Below are the records. List every line holding the word "value".

--- Entries supplied ---

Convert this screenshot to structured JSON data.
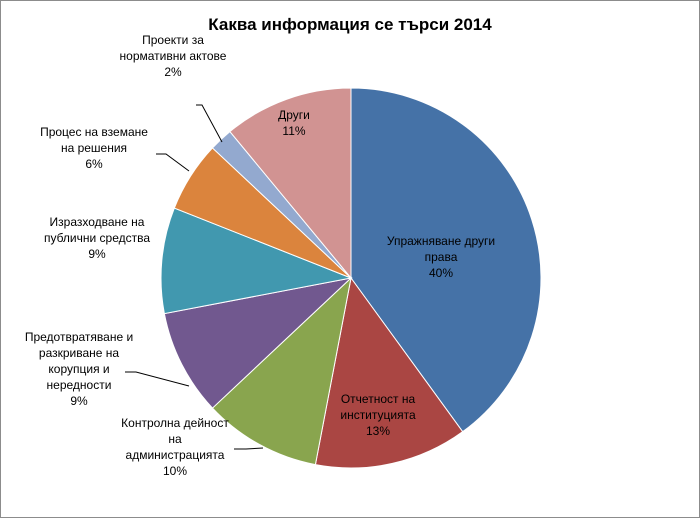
{
  "chart_data": {
    "type": "pie",
    "title": "Каква информация се търси  2014",
    "slices": [
      {
        "label": [
          "Упражняване други",
          "права"
        ],
        "percent_label": "40%",
        "value": 40,
        "color": "#4572a7"
      },
      {
        "label": [
          "Отчетност на",
          "институцията"
        ],
        "percent_label": "13%",
        "value": 13,
        "color": "#aa4643"
      },
      {
        "label": [
          "Контролна дейност",
          "на",
          "администрацията"
        ],
        "percent_label": "10%",
        "value": 10,
        "color": "#89a54e"
      },
      {
        "label": [
          "Предотвратяване и",
          "разкриване на",
          "корупция и",
          "нередности"
        ],
        "percent_label": "9%",
        "value": 9,
        "color": "#71588f"
      },
      {
        "label": [
          "Изразходване на",
          "публични средства"
        ],
        "percent_label": "9%",
        "value": 9,
        "color": "#4198af"
      },
      {
        "label": [
          "Процес на вземане",
          "на решения"
        ],
        "percent_label": "6%",
        "value": 6,
        "color": "#db843d"
      },
      {
        "label": [
          "Проекти за",
          "нормативни актове"
        ],
        "percent_label": "2%",
        "value": 2,
        "color": "#93a9cf"
      },
      {
        "label": [
          "Други"
        ],
        "percent_label": "11%",
        "value": 11,
        "color": "#d19392"
      }
    ]
  }
}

---

▶ Solution to the exercise:
        "value": 40,
        "value": 13,
        "value": 10,
        "value": 9,
        "value": 9,
        "value": 6,
        "value": 2,
        "value": 11,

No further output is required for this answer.